[Selected passage]

Faster Log Gamma Calculation
We sometimes encounter the calculation of
\(\newcommand{\Ga}{\Gamma} \begin{align} \log \frac{\Ga (\alpha + n)}{\Ga (\alpha)}. \end{align}\)
If \(n\) is small, there is a faster calculation. We use the property of Gamma function, \(\Gamma(x+1) = x \Gamma (x)\).
\(\newcommand{\Ga}{\Gamma} \begin{align} &\quad \log \frac{\Ga (\alpha + n)}{\Ga (\alpha)} \\ &= \log \frac{(\alpha + n - 1) \Ga (\alpha + n - 1)}{\Ga (\alpha)} \\ &= \log \frac{(\alpha + n -1) (\alpha + n -2) \Ga (\alpha + n -2) }{\Ga (\alpha)} \\ &= \log \frac{(\alpha + n -1) (\alpha + n -2) \cdots (\alpha) \Ga (\alpha)}{\Ga (\alpha)} \\ &= \log (\alpha + n -1) (\alpha + n -2) \cdots (\alpha)\\ &= \log \prod_{m=1}^{n} (\alpha + n - m) \end{align}\)
Example code in Cython:
cdef extern from "math.h":
double log (double x)
double lgamma (double x)

[Supplied entries]
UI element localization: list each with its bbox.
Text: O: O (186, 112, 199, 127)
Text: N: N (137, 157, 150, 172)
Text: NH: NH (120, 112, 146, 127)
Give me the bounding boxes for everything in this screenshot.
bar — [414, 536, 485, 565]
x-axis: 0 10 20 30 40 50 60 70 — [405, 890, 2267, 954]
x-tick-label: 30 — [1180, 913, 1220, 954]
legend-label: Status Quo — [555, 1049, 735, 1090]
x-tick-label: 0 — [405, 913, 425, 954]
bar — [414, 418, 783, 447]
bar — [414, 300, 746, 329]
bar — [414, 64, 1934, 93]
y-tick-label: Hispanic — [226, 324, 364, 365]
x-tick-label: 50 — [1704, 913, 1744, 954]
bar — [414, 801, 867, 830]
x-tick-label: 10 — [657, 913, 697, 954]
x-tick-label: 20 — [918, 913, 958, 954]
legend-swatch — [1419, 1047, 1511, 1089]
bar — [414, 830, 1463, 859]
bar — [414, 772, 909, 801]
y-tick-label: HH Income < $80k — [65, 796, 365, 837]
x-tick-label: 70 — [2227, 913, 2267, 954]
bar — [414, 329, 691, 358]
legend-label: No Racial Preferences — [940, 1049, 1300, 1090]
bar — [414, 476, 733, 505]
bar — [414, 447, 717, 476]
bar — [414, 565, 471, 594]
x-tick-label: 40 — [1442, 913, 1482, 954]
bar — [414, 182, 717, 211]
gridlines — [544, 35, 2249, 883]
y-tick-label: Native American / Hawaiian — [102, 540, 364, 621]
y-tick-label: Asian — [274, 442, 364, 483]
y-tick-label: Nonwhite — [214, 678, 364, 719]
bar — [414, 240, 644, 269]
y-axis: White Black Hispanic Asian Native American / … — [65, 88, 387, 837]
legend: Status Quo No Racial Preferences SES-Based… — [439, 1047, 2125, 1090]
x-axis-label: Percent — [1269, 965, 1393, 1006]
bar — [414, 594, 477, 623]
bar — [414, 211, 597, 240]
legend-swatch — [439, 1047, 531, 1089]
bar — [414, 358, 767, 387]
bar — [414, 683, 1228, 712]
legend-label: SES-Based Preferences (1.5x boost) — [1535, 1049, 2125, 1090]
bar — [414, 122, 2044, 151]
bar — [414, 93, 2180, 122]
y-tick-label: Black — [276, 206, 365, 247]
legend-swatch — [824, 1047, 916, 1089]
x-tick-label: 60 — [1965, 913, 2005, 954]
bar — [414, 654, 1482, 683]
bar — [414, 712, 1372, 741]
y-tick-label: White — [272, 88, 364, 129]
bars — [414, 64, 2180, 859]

[Requirement]
Transcribe the log gamma page from "If \(n\) is" to "lgamma (double x)".

[Output for this exercise]
If \(n\) is small, there is a faster calculation. We use the property of Gamma function, \(\Gamma(x+1) = x \Gamma (x)\).
\(\newcommand{\Ga}{\Gamma} \begin{align} &\quad \log \frac{\Ga (\alpha + n)}{\Ga (\alpha)} \\ &= \log \frac{(\alpha + n - 1) \Ga (\alpha + n - 1)}{\Ga (\alpha)} \\ &= \log \frac{(\alpha + n -1) (\alpha + n -2) \Ga (\alpha + n -2) }{\Ga (\alpha)} \\ &= \log \frac{(\alpha + n -1) (\alpha + n -2) \cdots (\alpha) \Ga (\alpha)}{\Ga (\alpha)} \\ &= \log (\alpha + n -1) (\alpha + n -2) \cdots (\alpha)\\ &= \log \prod_{m=1}^{n} (\alpha + n - m) \end{align}\)
Example code in Cython:
cdef extern from "math.h":
double log (double x)
double lgamma (double x)